■ **Stored data**:
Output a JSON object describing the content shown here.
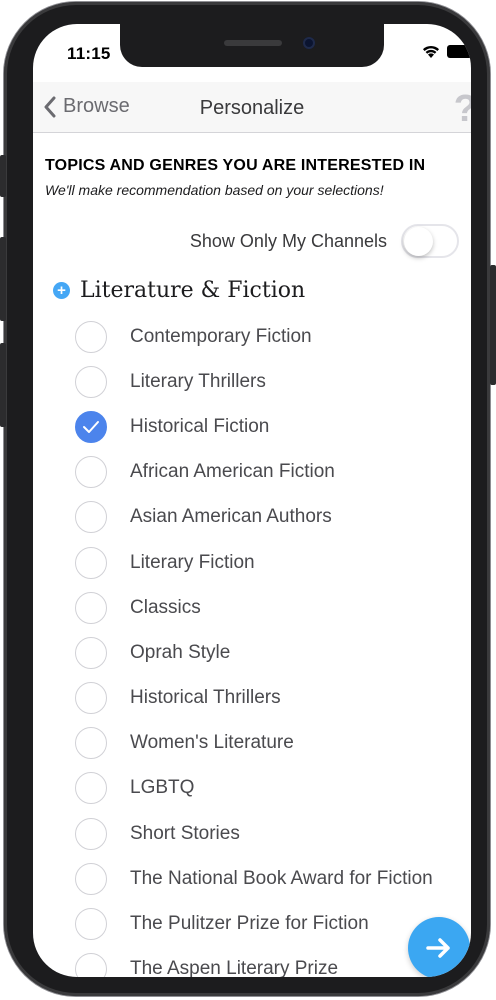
{
  "status_bar": {
    "time": "11:15"
  },
  "navbar": {
    "back_label": "Browse",
    "title": "Personalize",
    "help": "?"
  },
  "header": {
    "title": "TOPICS AND GENRES YOU ARE INTERESTED IN",
    "subtitle": "We'll make recommendation based on your selections!"
  },
  "toggle": {
    "label": "Show Only My Channels",
    "on": false
  },
  "category": {
    "label": "Literature & Fiction",
    "icon": "plus-circle-icon"
  },
  "genres": [
    {
      "label": "Contemporary Fiction",
      "selected": false
    },
    {
      "label": "Literary Thrillers",
      "selected": false
    },
    {
      "label": "Historical Fiction",
      "selected": true
    },
    {
      "label": "African American Fiction",
      "selected": false
    },
    {
      "label": "Asian American Authors",
      "selected": false
    },
    {
      "label": "Literary Fiction",
      "selected": false
    },
    {
      "label": "Classics",
      "selected": false
    },
    {
      "label": "Oprah Style",
      "selected": false
    },
    {
      "label": "Historical Thrillers",
      "selected": false
    },
    {
      "label": "Women's Literature",
      "selected": false
    },
    {
      "label": "LGBTQ",
      "selected": false
    },
    {
      "label": "Short Stories",
      "selected": false
    },
    {
      "label": "The National Book Award for Fiction",
      "selected": false
    },
    {
      "label": "The Pulitzer Prize for Fiction",
      "selected": false
    },
    {
      "label": "The Aspen Literary Prize",
      "selected": false
    }
  ],
  "colors": {
    "accent": "#4c84ec",
    "fab": "#3ba7f2",
    "plus": "#45a7f5"
  }
}
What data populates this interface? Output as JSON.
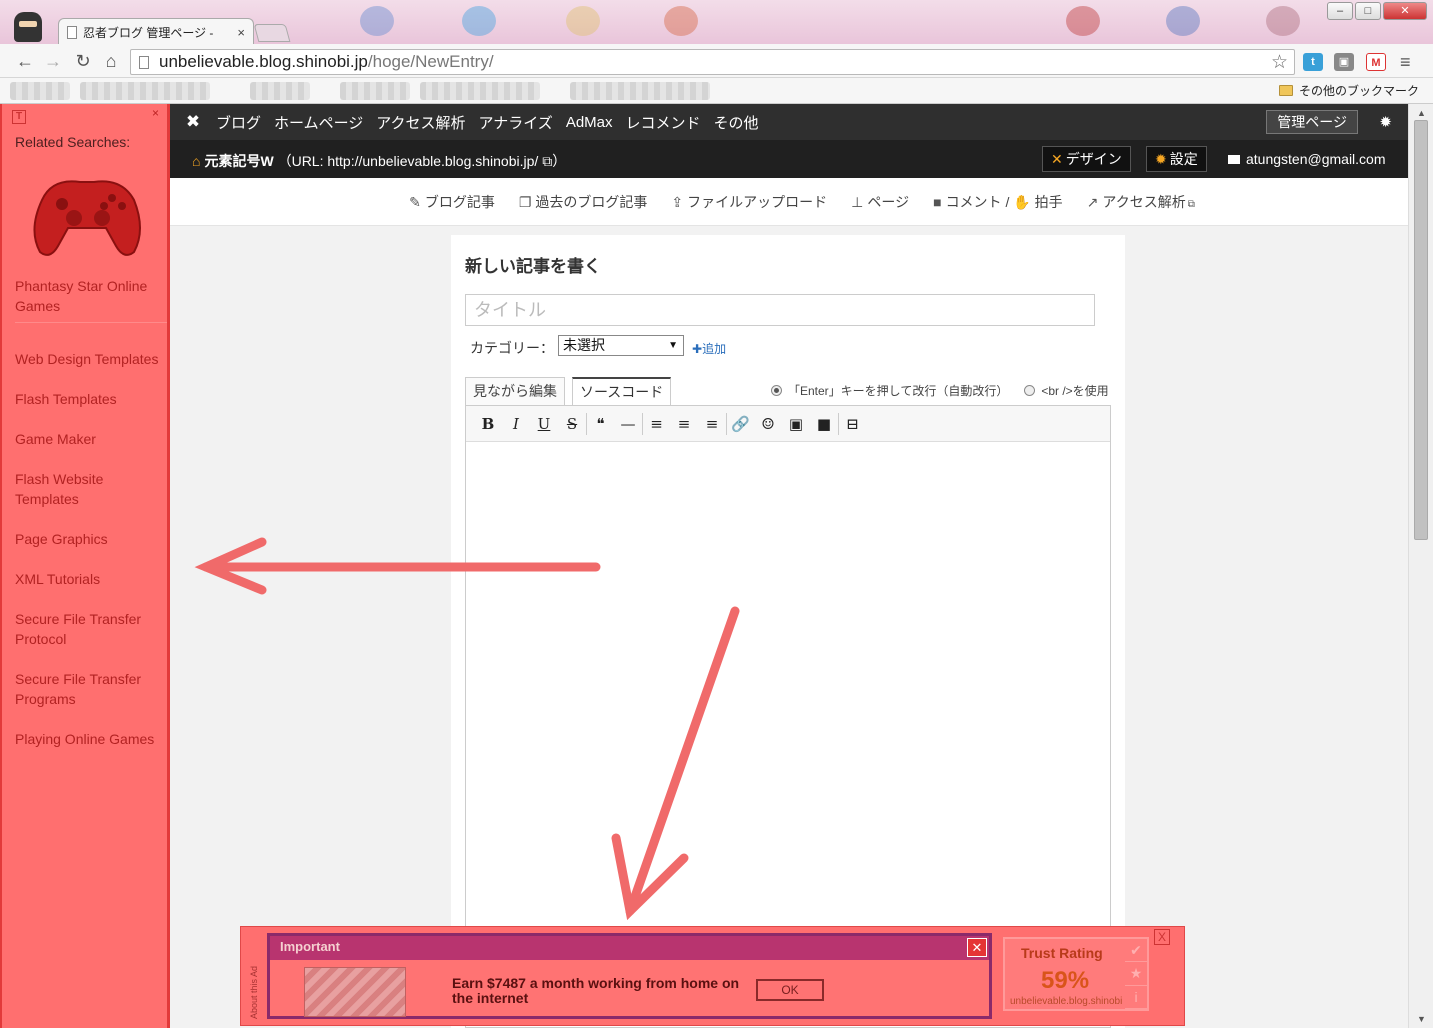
{
  "browser": {
    "tab_title": "忍者ブログ 管理ページ -",
    "tab_close": "×",
    "url_host": "unbelievable.blog.shinobi.jp",
    "url_path": "/hoge/NewEntry/",
    "other_bookmarks": "その他のブックマーク",
    "window_buttons": [
      "–",
      "□",
      "✕"
    ],
    "nav_icons": [
      "back-arrow-icon",
      "forward-arrow-icon",
      "reload-icon",
      "home-icon"
    ]
  },
  "ad_sidebar": {
    "heading": "Related Searches:",
    "close": "×",
    "logo": "T",
    "links": [
      "Phantasy Star Online Games",
      "Web Design Templates",
      "Flash Templates",
      "Game Maker",
      "Flash Website Templates",
      "Page Graphics",
      "XML Tutorials",
      "Secure File Transfer Protocol",
      "Secure File Transfer Programs",
      "Playing Online Games"
    ]
  },
  "admin_nav": {
    "items": [
      "ブログ",
      "ホームページ",
      "アクセス解析",
      "アナライズ",
      "AdMax",
      "レコメンド",
      "その他"
    ],
    "admin_page": "管理ページ"
  },
  "blog_bar": {
    "name": "元素記号W",
    "url_text": "（URL: http://unbelievable.blog.shinobi.jp/",
    "url_end": "）",
    "design": "デザイン",
    "settings": "設定",
    "account": "atungsten@gmail.com"
  },
  "subnav": {
    "items": [
      "ブログ記事",
      "過去のブログ記事",
      "ファイルアップロード",
      "ページ",
      "コメント /",
      "拍手",
      "アクセス解析"
    ]
  },
  "editor": {
    "heading": "新しい記事を書く",
    "title_placeholder": "タイトル",
    "category_label": "カテゴリー：",
    "category_value": "未選択",
    "add_label": "追加",
    "tab_wysiwyg": "見ながら編集",
    "tab_source": "ソースコード",
    "radio_enter": "「Enter」キーを押して改行（自動改行）",
    "radio_br": "<br />を使用",
    "toolbar": [
      "B",
      "I",
      "U",
      "S",
      "❝",
      "—",
      "≡",
      "≡",
      "≡",
      "🔗",
      "☺",
      "▣",
      "■",
      "⊟"
    ]
  },
  "bottom_ad": {
    "about": "About this Ad",
    "header": "Important",
    "message": "Earn $7487 a month working from home on the internet",
    "ok": "OK",
    "trust_title": "Trust Rating",
    "trust_value": "59%",
    "trust_site": "unbelievable.blog.shinobi.jp",
    "close": "X"
  },
  "colors": {
    "ad_red": "#ff6f6f",
    "nav_dark": "#2f2f2f",
    "annotation_arrow": "#f06a6a"
  }
}
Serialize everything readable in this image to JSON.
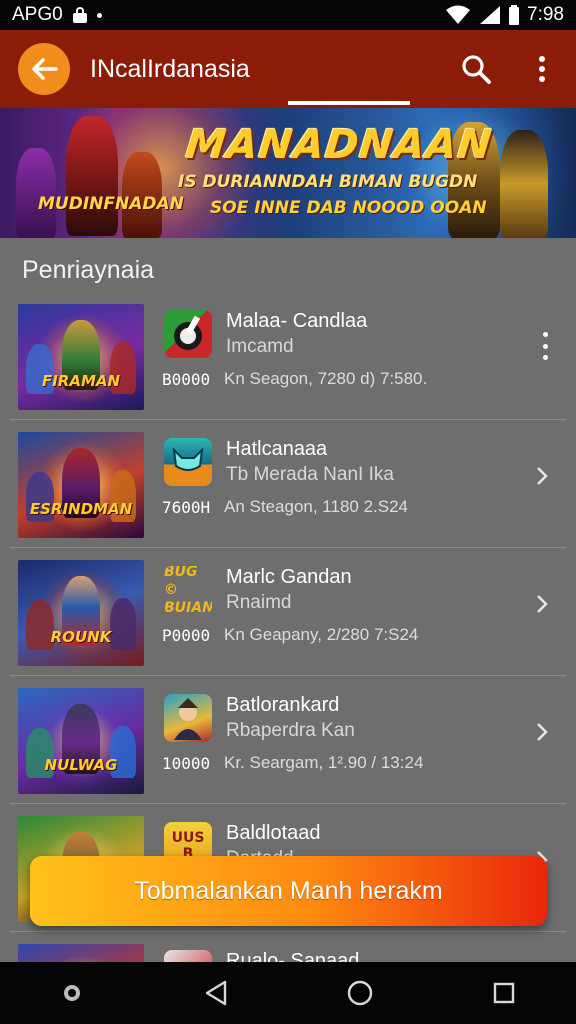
{
  "status_bar": {
    "carrier": "APG0",
    "time": "7:98",
    "icons": [
      "lock-icon",
      "notification-dot-icon",
      "wifi-icon",
      "signal-icon",
      "battery-icon"
    ]
  },
  "app_bar": {
    "title": "INcalIrdanasia",
    "back_icon": "arrow-left-icon",
    "search_icon": "search-icon",
    "more_icon": "more-vertical-icon",
    "accent_color": "#f28c1c",
    "bar_color": "#8a1c08"
  },
  "banner": {
    "left_label": "MUDINFNADAN",
    "title": "MANADNAAN",
    "line1": "IS DURIANNDAH BIMAN BUGDN",
    "line2": "SOE INNE DAB NOOOD OOAN"
  },
  "section": {
    "title": "Penriaynaia"
  },
  "games": [
    {
      "thumb_text": "FIRAMAN",
      "title": "Malaa- Candlaa",
      "subtitle": "Imcamd",
      "count": "B0000",
      "meta": "Kn Seagon, 7280 d) 7:580.",
      "action_icon": "more-vertical-icon"
    },
    {
      "thumb_text": "ESRINDMAN",
      "title": "Hatlcanaaa",
      "subtitle": "Tb Merada NanI Ika",
      "count": "7600H",
      "meta": "An Steagon, 1180 2.S24",
      "action_icon": "chevron-right-icon"
    },
    {
      "thumb_text": "ROUNK",
      "title": "Marlc Gandan",
      "subtitle": "Rnaimd",
      "count": "P0000",
      "meta": "Kn Geapany, 2/280 7:S24",
      "action_icon": "chevron-right-icon",
      "icon_text_top": "BUG ©",
      "icon_text_bottom": "BUIAN"
    },
    {
      "thumb_text": "NULWAG",
      "title": "Batlorankard",
      "subtitle": "Rbaperdra Kan",
      "count": "10000",
      "meta": "Kr. Seargam, 1².90 / 13:24",
      "action_icon": "chevron-right-icon"
    },
    {
      "thumb_text": "",
      "title": "Baldlotaad",
      "subtitle": "Dartadd",
      "count": "",
      "meta": "",
      "action_icon": "chevron-right-icon",
      "icon_text_top": "UUS",
      "icon_text_bottom": "B"
    },
    {
      "thumb_text": "",
      "title": "Rualo- Sanaad",
      "subtitle": "",
      "count": "",
      "meta": "",
      "action_icon": ""
    }
  ],
  "cta": {
    "label": "Tobmalankan Manh herakm"
  },
  "nav_bar": {
    "icons": [
      "assistant-icon",
      "back-triangle-icon",
      "home-circle-icon",
      "recents-square-icon"
    ]
  }
}
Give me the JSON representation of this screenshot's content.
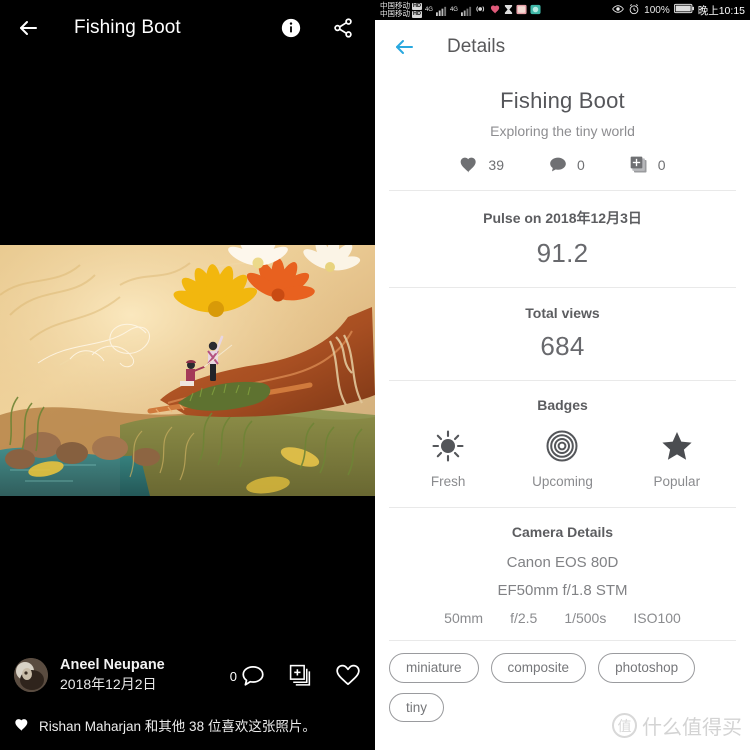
{
  "left": {
    "appbar": {
      "title": "Fishing Boot",
      "back_icon": "arrow-left-icon",
      "info_icon": "info-icon",
      "share_icon": "share-icon"
    },
    "author": {
      "name": "Aneel Neupane",
      "date": "2018年12月2日"
    },
    "actions": {
      "comment_count": "0",
      "comment_icon": "comment-icon",
      "collect_icon": "add-to-collection-icon",
      "like_icon": "heart-outline-icon"
    },
    "likes_text": "Rishan Maharjan 和其他 38 位喜欢这张照片。"
  },
  "statusbar": {
    "carrier_line1": "中国移动",
    "carrier_line2": "中国移动",
    "hd_badge": "HD",
    "net1": "4G",
    "net2": "4G",
    "hotspot": "hotspot-icon",
    "battery_percent": "100%",
    "time": "晚上10:15"
  },
  "details": {
    "appbar": {
      "back_icon": "arrow-left-icon",
      "title": "Details",
      "accent": "#29a8df"
    },
    "hero": {
      "title": "Fishing Boot",
      "subtitle": "Exploring the tiny world",
      "stats": [
        {
          "icon": "heart-filled-icon",
          "value": "39"
        },
        {
          "icon": "comment-filled-icon",
          "value": "0"
        },
        {
          "icon": "add-to-collection-icon",
          "value": "0"
        }
      ]
    },
    "pulse": {
      "label": "Pulse on 2018年12月3日",
      "value": "91.2"
    },
    "views": {
      "label": "Total views",
      "value": "684"
    },
    "badges": {
      "title": "Badges",
      "items": [
        {
          "icon": "sun-icon",
          "label": "Fresh"
        },
        {
          "icon": "target-icon",
          "label": "Upcoming"
        },
        {
          "icon": "star-icon",
          "label": "Popular"
        }
      ]
    },
    "camera": {
      "title": "Camera Details",
      "body": "Canon EOS 80D",
      "lens": "EF50mm f/1.8 STM",
      "exif": [
        "50mm",
        "f/2.5",
        "1/500s",
        "ISO100"
      ]
    },
    "tags": [
      "miniature",
      "composite",
      "photoshop",
      "tiny"
    ]
  },
  "watermark": {
    "mark": "值",
    "text": "什么值得买"
  }
}
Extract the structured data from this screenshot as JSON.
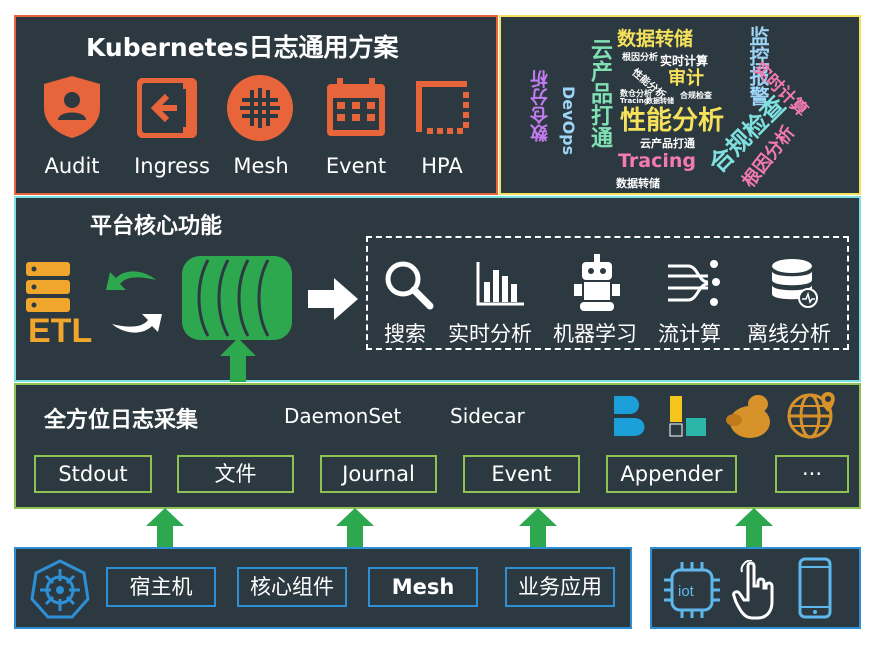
{
  "top": {
    "title": "Kubernetes日志通用方案",
    "icons": [
      {
        "label": "Audit",
        "icon": "shield-user-icon"
      },
      {
        "label": "Ingress",
        "icon": "login-arrow-icon"
      },
      {
        "label": "Mesh",
        "icon": "grid-mesh-icon"
      },
      {
        "label": "Event",
        "icon": "calendar-icon"
      },
      {
        "label": "HPA",
        "icon": "scale-corner-icon"
      }
    ]
  },
  "wordcloud": [
    "数据转储",
    "监控报警",
    "实时计算",
    "云产品打通",
    "数仓分析",
    "DevOps",
    "性能分析",
    "合规检查",
    "根因分析",
    "Tracing",
    "审计",
    "数据转储",
    "云产品打通",
    "根因分析",
    "实时计算",
    "性能分析",
    "合规检查",
    "数仓分析",
    "Tracing",
    "数据转储"
  ],
  "core": {
    "title": "平台核心功能",
    "features": [
      {
        "label": "搜索",
        "icon": "search-icon"
      },
      {
        "label": "实时分析",
        "icon": "bar-chart-icon"
      },
      {
        "label": "机器学习",
        "icon": "robot-icon"
      },
      {
        "label": "流计算",
        "icon": "stream-icon"
      },
      {
        "label": "离线分析",
        "icon": "database-icon"
      }
    ]
  },
  "collect": {
    "title": "全方位日志采集",
    "modes": [
      "DaemonSet",
      "Sidecar"
    ],
    "sources": [
      "Stdout",
      "文件",
      "Journal",
      "Event",
      "Appender",
      "···"
    ]
  },
  "bottom": {
    "k8s_items": [
      "宿主机",
      "核心组件",
      "Mesh",
      "业务应用"
    ],
    "device_icons": [
      "iot-chip-icon",
      "hand-pointer-icon",
      "mobile-phone-icon"
    ]
  },
  "colors": {
    "panel": "#2d3941",
    "orange": "#e8643a",
    "yellow": "#f5e15a",
    "cyan": "#7fe0e0",
    "green": "#8fc255",
    "blue": "#2d8fd6",
    "arrow_green": "#2ea84f"
  }
}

■ **Given exercise**: Copy every line that contains the string "heart".

■ **Solution below**:
      "like_icon": "heart-outline-icon"
          "icon": "heart-filled-icon",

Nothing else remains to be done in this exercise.